Copy out every line of the records where the string "กษณะของอ" occurs.

- **Dataset excerpts**
····················

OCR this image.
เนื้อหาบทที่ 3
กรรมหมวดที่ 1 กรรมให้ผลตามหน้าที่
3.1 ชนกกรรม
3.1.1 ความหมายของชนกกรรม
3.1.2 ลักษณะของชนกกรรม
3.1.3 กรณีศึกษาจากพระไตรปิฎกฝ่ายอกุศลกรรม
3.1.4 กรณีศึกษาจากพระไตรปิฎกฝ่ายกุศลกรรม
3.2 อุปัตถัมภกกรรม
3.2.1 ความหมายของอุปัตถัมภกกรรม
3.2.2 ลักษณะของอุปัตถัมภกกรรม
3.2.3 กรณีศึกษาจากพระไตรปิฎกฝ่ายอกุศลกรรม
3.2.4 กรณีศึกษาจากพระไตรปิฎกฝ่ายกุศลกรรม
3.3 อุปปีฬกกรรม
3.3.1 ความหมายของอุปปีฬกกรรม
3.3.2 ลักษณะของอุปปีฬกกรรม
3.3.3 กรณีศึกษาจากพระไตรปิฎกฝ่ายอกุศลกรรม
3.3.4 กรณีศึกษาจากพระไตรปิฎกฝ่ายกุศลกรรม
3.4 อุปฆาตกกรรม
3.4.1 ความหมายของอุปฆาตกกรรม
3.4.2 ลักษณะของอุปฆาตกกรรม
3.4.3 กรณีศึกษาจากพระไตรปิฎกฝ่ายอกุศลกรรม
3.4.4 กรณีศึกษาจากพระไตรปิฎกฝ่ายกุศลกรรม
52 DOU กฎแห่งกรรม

····················

- **Answer below**
3.2.2 ลักษณะของอุปัตถัมภกกรรม
3.3.2 ลักษณะของอุปปีฬกกรรม
3.4.2 ลักษณะของอุปฆาตกกรรม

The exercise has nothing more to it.